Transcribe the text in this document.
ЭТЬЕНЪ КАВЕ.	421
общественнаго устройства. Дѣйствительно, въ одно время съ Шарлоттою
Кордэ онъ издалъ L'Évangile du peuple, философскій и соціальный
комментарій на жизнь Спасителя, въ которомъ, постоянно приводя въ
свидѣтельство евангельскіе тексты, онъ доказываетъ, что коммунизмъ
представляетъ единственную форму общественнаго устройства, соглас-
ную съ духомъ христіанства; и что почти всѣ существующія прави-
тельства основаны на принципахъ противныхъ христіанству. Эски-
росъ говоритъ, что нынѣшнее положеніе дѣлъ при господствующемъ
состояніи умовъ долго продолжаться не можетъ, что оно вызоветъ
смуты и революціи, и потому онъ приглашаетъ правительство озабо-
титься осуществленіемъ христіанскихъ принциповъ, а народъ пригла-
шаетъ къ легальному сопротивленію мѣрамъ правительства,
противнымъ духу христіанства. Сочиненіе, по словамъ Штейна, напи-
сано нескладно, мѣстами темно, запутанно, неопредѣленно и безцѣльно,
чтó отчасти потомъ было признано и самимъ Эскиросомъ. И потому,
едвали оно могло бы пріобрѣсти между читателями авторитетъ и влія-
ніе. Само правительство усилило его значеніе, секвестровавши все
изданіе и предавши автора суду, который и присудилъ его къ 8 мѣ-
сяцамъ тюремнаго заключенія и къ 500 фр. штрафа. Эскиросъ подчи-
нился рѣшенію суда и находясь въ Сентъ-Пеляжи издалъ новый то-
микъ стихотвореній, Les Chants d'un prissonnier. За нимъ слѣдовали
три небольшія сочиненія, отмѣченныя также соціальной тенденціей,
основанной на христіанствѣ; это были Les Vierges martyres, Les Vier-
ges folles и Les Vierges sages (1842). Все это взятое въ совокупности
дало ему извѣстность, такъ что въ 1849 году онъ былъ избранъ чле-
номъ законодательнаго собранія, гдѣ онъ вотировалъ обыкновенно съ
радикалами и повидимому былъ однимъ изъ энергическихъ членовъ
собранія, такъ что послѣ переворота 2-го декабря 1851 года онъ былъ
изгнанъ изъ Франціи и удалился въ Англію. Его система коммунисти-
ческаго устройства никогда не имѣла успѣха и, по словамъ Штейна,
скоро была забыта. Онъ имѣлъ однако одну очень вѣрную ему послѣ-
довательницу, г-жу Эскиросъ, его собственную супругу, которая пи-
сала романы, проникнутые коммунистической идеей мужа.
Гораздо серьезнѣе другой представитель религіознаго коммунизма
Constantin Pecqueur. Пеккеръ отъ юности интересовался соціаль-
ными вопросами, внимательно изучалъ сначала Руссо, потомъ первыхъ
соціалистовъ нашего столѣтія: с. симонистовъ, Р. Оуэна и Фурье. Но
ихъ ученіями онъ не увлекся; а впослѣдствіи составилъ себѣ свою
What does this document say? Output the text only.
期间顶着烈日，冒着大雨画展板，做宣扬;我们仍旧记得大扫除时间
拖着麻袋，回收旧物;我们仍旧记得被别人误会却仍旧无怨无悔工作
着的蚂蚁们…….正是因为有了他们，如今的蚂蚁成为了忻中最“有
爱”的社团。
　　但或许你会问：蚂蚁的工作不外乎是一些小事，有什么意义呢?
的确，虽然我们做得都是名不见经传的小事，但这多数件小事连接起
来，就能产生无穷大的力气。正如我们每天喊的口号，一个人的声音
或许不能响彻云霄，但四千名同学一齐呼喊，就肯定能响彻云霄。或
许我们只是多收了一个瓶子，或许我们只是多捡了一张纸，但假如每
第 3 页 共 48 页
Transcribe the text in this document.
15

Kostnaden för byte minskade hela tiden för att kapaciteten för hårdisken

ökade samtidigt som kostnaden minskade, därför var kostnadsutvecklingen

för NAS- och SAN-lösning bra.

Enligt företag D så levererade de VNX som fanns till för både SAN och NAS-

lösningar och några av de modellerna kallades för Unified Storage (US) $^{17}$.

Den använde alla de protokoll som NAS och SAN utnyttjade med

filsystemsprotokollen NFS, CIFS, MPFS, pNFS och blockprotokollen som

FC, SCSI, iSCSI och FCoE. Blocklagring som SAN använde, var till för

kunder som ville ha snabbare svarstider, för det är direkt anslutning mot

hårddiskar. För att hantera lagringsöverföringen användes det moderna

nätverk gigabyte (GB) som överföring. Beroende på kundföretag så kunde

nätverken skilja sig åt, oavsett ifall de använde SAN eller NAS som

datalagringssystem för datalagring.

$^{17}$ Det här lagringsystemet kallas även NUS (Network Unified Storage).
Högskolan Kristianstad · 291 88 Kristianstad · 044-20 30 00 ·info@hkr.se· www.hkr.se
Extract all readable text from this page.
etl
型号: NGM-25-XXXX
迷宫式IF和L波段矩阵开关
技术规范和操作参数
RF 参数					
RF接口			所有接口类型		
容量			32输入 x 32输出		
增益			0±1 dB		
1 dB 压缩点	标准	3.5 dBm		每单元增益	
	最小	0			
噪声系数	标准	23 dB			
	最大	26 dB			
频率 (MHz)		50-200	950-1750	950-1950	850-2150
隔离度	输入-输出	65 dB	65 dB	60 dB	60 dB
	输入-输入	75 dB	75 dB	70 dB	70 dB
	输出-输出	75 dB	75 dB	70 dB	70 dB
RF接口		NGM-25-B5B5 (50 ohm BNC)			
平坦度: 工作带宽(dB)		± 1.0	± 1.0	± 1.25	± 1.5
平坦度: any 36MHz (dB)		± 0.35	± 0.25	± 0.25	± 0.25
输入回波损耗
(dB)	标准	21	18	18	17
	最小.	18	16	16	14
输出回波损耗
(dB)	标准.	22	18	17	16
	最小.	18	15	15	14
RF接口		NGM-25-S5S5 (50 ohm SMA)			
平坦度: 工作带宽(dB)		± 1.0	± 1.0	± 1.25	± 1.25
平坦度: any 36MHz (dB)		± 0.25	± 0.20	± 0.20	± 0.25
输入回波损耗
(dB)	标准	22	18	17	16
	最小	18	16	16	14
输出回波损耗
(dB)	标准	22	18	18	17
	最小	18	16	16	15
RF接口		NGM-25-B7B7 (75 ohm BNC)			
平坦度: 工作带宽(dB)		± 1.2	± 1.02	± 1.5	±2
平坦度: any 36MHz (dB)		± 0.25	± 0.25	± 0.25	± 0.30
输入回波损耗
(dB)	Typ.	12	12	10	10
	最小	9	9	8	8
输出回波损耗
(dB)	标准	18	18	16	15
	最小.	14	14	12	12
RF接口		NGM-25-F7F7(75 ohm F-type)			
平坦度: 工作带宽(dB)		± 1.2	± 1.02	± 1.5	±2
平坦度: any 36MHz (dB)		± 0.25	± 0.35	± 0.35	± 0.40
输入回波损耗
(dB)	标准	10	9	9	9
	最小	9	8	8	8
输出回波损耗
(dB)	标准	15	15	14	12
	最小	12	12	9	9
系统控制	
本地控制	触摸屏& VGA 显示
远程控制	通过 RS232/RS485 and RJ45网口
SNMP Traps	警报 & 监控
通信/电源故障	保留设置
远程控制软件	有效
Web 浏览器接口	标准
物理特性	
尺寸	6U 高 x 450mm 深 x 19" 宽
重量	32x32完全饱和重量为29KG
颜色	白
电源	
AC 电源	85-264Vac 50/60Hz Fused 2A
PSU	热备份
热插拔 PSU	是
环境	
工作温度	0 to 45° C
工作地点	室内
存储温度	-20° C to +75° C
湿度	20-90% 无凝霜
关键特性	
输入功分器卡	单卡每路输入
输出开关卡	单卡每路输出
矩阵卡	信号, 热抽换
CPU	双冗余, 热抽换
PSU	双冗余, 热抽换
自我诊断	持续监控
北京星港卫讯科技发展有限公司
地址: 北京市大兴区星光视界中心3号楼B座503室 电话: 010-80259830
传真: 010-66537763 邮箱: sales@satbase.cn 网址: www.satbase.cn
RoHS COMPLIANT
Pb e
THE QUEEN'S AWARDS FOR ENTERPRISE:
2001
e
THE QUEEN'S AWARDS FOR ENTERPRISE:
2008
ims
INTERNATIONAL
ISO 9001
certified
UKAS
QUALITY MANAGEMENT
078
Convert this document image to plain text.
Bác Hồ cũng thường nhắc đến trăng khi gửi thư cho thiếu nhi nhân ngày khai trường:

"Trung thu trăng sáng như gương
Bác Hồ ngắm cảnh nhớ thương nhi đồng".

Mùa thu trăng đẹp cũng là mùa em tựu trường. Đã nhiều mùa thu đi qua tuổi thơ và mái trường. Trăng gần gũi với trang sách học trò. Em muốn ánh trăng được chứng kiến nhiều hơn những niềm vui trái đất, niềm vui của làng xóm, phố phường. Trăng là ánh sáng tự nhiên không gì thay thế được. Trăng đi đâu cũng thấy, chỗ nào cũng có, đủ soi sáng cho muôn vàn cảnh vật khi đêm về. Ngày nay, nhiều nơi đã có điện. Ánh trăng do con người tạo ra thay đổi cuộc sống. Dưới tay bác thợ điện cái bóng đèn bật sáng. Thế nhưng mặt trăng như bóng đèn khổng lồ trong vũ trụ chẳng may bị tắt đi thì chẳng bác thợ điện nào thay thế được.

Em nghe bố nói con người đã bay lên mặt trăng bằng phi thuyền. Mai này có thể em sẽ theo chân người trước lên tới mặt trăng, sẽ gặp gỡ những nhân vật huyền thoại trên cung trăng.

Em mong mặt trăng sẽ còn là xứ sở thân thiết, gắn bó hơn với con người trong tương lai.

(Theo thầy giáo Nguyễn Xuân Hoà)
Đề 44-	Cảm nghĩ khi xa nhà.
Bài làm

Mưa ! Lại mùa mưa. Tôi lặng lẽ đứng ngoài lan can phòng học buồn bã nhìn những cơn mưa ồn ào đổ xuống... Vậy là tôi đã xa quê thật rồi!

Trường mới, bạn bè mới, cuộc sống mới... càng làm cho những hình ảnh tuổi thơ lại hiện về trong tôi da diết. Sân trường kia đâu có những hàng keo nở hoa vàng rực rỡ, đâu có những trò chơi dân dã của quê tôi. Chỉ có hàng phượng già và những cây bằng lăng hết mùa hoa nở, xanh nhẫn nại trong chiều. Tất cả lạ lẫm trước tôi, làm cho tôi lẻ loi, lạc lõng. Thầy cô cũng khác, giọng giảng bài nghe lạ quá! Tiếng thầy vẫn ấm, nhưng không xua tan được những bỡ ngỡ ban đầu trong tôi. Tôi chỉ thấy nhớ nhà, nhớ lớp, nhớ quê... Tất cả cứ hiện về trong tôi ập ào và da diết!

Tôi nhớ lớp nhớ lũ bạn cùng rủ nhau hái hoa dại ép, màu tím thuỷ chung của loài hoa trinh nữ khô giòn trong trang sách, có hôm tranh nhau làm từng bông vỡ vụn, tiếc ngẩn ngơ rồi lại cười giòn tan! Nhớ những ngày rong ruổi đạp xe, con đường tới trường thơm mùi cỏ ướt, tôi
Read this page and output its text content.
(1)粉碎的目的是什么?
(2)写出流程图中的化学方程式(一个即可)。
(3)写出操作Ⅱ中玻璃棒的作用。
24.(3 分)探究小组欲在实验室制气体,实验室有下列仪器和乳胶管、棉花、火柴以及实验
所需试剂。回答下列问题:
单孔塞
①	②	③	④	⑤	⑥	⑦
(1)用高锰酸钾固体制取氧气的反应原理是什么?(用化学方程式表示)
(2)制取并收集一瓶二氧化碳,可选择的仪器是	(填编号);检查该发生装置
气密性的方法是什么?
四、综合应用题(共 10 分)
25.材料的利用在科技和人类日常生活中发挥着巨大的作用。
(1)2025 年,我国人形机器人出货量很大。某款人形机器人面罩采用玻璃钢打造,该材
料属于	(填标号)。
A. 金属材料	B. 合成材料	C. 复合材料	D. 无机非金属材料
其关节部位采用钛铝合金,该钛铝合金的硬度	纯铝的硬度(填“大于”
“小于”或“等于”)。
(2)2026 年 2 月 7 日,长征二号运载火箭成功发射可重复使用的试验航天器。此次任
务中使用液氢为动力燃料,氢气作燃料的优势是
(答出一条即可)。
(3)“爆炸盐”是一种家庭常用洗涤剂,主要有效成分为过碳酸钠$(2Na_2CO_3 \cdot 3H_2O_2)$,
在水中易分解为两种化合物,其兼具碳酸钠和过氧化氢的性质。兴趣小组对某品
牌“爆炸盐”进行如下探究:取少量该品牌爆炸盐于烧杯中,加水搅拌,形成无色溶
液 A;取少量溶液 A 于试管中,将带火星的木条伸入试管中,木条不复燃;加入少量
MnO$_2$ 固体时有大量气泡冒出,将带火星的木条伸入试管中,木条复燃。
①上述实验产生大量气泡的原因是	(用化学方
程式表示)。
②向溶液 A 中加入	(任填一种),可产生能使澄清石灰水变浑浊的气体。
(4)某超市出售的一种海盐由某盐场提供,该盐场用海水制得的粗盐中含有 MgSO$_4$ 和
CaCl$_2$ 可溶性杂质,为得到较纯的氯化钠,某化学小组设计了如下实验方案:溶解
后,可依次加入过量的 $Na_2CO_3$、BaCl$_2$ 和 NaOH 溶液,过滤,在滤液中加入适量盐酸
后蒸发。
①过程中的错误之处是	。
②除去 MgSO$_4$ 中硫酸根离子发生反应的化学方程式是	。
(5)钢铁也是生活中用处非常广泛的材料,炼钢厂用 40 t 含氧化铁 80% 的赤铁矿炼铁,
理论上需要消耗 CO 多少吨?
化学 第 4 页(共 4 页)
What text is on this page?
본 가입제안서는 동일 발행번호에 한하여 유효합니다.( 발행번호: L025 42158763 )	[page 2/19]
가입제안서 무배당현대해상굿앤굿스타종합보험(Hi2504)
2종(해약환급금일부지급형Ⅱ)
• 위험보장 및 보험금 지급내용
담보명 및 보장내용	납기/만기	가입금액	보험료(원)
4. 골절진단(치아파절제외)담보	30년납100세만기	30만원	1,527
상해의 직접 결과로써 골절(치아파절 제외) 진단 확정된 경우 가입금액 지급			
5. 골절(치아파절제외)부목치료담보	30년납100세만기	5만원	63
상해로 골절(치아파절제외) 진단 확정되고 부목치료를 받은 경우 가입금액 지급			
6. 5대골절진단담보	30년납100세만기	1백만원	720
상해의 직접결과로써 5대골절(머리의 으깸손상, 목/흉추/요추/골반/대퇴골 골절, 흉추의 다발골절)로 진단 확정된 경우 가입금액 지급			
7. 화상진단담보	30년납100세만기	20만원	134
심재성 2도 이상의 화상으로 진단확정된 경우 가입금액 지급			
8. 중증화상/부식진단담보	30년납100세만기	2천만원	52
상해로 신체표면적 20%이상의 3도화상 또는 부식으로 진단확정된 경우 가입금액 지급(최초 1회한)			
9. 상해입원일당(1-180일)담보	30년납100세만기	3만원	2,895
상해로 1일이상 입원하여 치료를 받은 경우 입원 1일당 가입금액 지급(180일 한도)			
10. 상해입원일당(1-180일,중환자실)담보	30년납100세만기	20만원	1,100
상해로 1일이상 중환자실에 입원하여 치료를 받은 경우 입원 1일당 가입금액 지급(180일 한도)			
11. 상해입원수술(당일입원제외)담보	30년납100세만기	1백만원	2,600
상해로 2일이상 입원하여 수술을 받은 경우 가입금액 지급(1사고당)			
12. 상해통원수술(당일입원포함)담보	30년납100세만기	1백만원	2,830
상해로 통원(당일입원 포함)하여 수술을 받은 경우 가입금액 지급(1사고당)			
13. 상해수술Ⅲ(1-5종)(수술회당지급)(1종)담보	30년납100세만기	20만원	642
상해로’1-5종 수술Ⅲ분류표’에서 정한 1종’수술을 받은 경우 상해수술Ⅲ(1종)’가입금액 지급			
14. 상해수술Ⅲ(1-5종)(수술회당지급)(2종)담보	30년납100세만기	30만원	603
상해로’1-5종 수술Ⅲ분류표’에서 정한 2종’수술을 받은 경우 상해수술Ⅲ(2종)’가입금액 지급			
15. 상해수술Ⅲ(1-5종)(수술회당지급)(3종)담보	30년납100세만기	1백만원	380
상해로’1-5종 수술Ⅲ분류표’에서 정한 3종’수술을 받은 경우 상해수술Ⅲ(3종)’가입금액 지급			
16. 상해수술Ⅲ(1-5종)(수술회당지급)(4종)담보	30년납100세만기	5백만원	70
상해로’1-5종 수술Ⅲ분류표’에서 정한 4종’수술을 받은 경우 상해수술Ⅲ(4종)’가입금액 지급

Task objective: Note how many lines of the material contain the string "bằng". Then report that number by itself.

Exercise result: 2